- _Work order_:
In the listing below, how many lines hold "therapy"? Give the number only.

- _Information_:

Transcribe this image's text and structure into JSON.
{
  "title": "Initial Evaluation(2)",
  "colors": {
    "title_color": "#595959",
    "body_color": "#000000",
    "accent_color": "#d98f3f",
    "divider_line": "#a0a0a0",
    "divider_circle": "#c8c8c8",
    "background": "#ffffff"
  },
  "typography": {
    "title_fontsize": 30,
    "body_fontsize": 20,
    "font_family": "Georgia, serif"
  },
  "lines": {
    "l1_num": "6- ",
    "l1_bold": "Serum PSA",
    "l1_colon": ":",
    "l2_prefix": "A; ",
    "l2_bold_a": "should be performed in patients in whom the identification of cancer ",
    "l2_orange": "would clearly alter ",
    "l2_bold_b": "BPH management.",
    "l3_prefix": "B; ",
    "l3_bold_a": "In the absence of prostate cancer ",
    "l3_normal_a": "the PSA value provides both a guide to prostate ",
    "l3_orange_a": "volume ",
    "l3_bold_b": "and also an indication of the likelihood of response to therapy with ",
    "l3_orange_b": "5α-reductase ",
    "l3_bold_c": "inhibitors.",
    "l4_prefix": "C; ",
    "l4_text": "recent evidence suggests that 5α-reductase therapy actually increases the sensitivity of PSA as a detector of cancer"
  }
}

---

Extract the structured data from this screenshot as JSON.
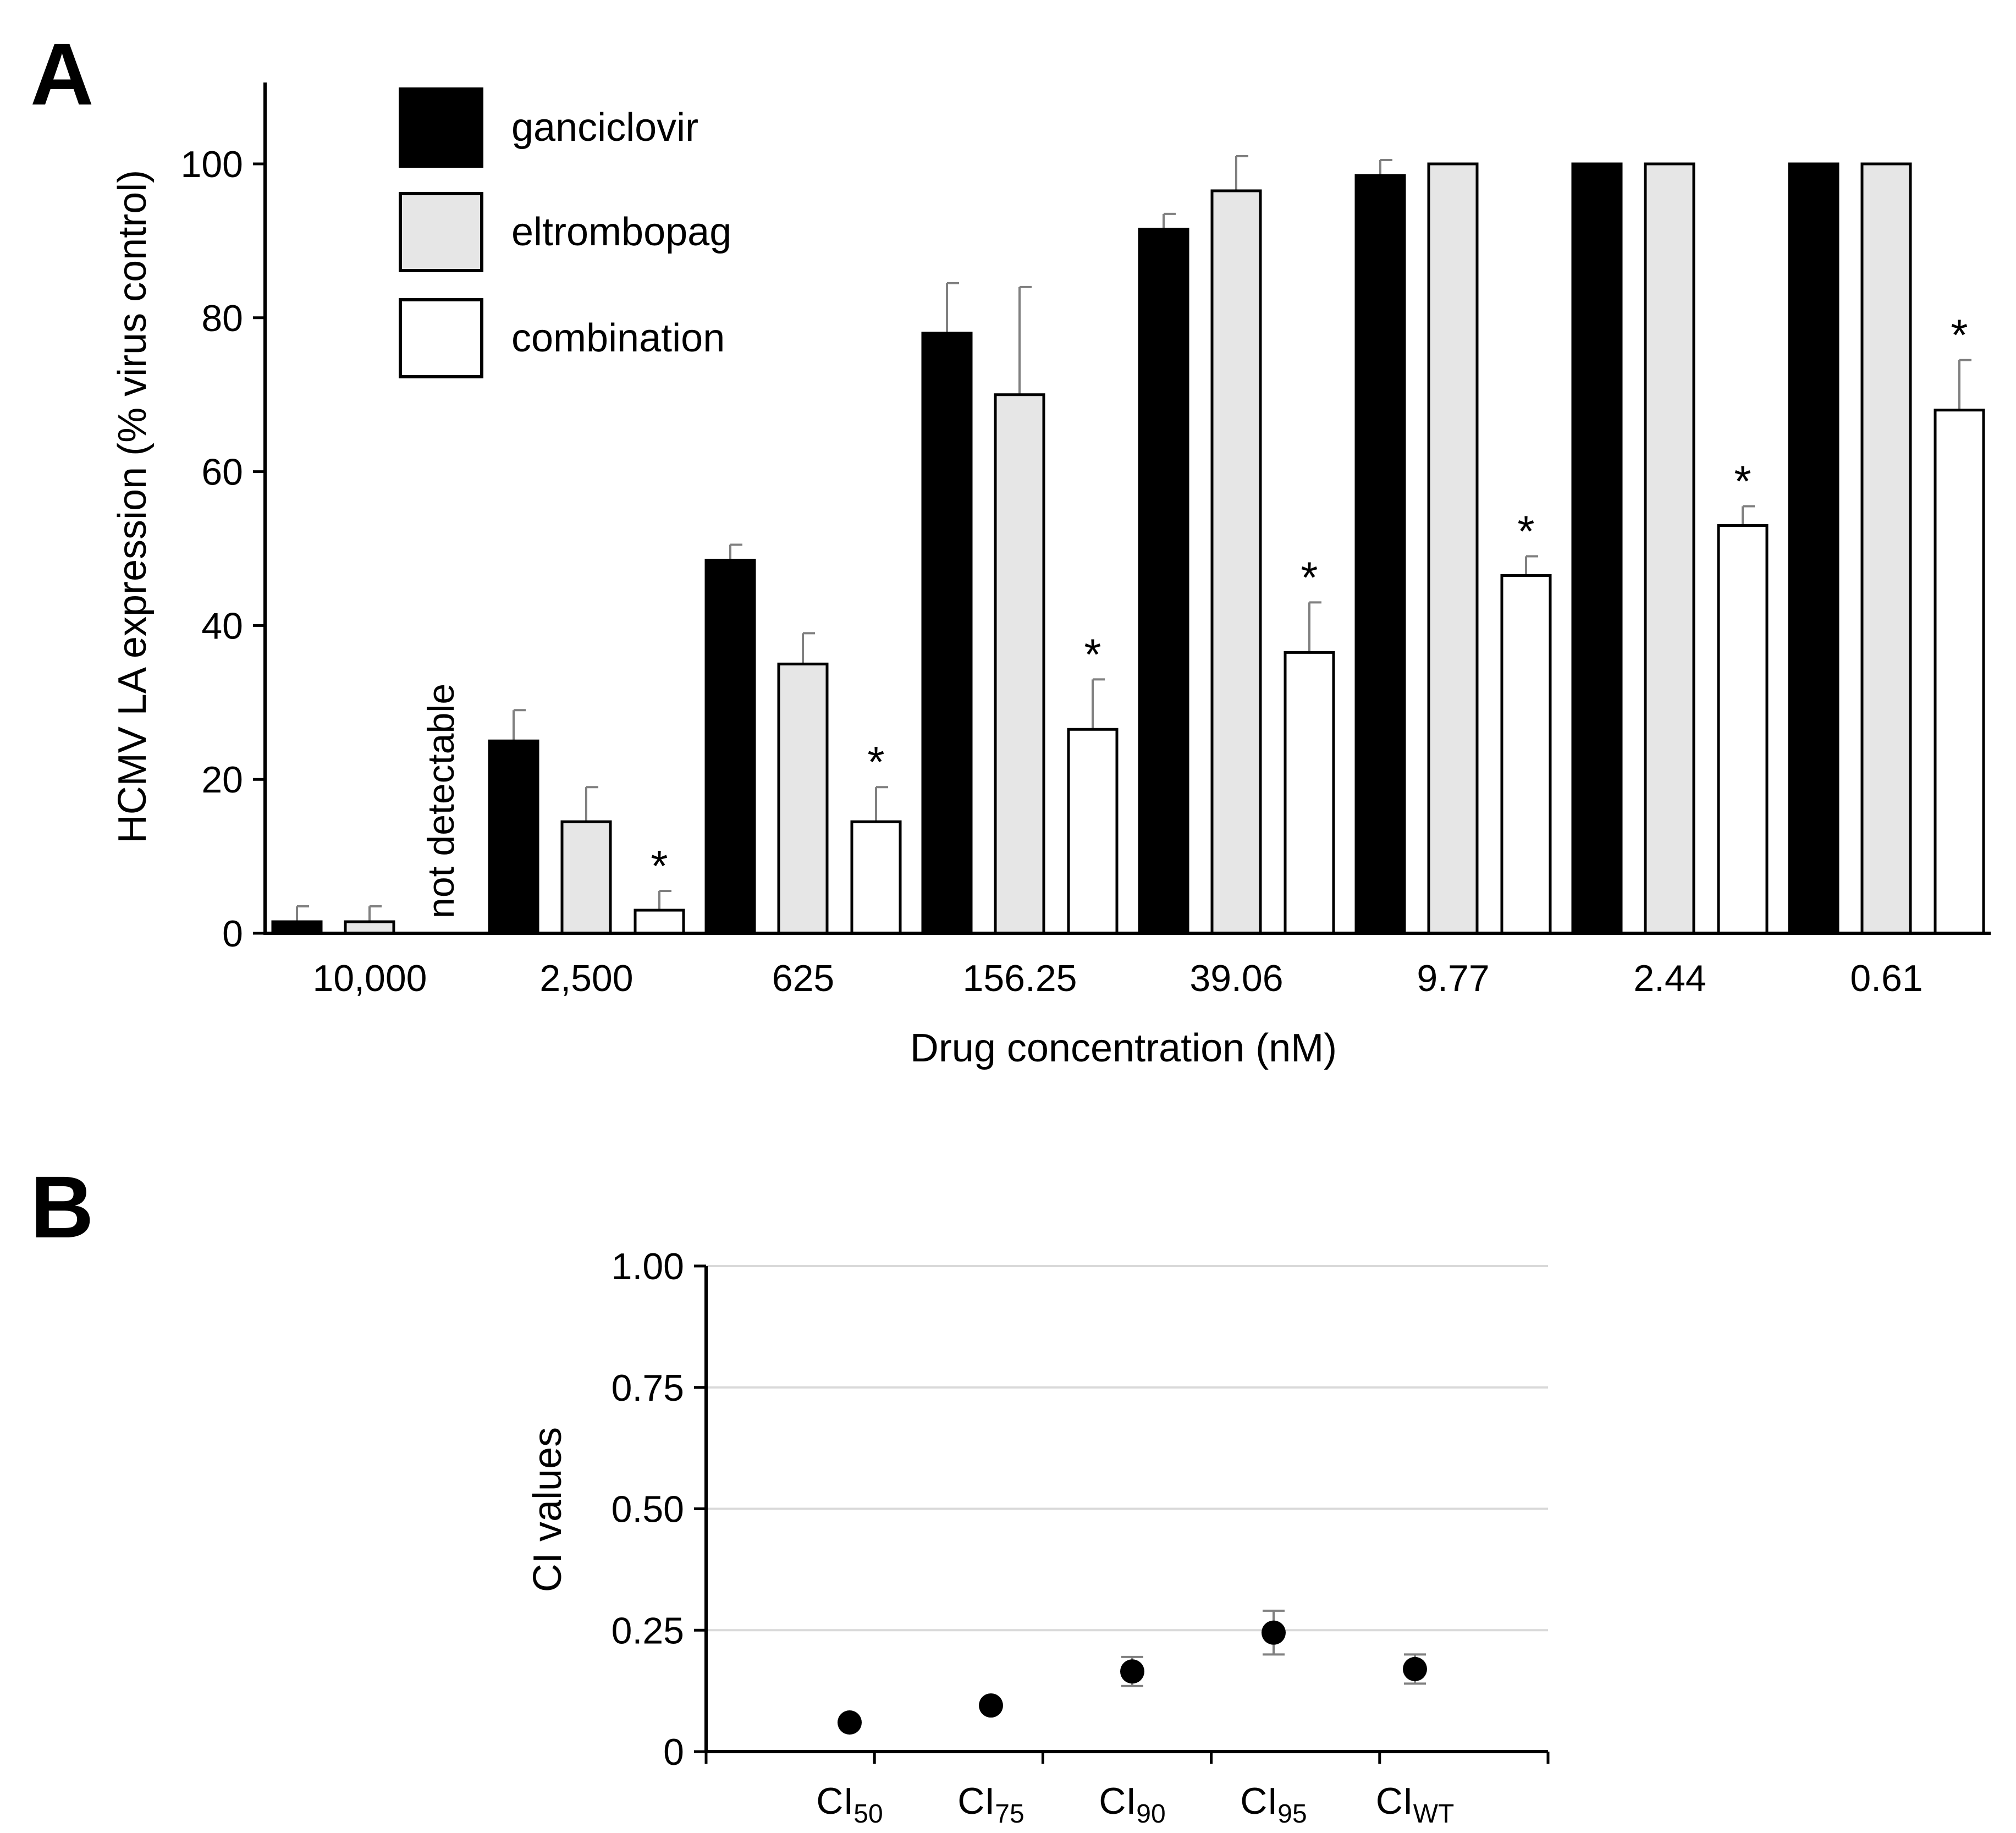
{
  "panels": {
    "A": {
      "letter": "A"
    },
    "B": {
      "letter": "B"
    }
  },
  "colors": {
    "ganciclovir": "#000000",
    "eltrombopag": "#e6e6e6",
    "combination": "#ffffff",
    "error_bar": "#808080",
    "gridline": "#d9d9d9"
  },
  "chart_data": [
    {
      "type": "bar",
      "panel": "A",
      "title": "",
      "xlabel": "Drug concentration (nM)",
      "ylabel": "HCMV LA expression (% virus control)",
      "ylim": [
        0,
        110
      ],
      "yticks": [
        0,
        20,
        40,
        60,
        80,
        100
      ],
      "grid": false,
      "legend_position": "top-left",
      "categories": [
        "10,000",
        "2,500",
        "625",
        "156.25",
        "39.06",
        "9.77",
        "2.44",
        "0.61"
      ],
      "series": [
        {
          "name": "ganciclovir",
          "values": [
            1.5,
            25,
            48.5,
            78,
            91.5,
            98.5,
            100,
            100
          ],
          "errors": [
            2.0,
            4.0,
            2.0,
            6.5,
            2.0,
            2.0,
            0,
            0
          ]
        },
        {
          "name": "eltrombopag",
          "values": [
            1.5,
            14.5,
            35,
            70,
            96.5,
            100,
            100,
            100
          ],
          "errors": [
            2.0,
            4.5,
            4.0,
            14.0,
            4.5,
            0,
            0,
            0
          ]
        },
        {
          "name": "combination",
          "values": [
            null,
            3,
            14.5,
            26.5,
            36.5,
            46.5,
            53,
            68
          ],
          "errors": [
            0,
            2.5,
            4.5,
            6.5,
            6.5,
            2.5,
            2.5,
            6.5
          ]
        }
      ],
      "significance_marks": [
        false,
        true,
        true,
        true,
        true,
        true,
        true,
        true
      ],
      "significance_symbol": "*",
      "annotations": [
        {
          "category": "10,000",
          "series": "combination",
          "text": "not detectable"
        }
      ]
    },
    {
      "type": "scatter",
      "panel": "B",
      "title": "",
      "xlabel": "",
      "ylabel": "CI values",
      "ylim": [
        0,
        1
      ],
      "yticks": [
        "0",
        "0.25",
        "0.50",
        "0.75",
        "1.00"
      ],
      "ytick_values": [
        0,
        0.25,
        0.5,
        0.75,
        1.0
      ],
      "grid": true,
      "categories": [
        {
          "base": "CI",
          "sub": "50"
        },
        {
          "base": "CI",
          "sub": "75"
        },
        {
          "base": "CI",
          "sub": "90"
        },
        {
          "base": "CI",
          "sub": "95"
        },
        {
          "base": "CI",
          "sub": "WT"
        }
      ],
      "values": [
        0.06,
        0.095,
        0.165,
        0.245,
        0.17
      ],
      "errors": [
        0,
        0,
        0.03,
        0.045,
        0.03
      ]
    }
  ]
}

- _Solution_:
2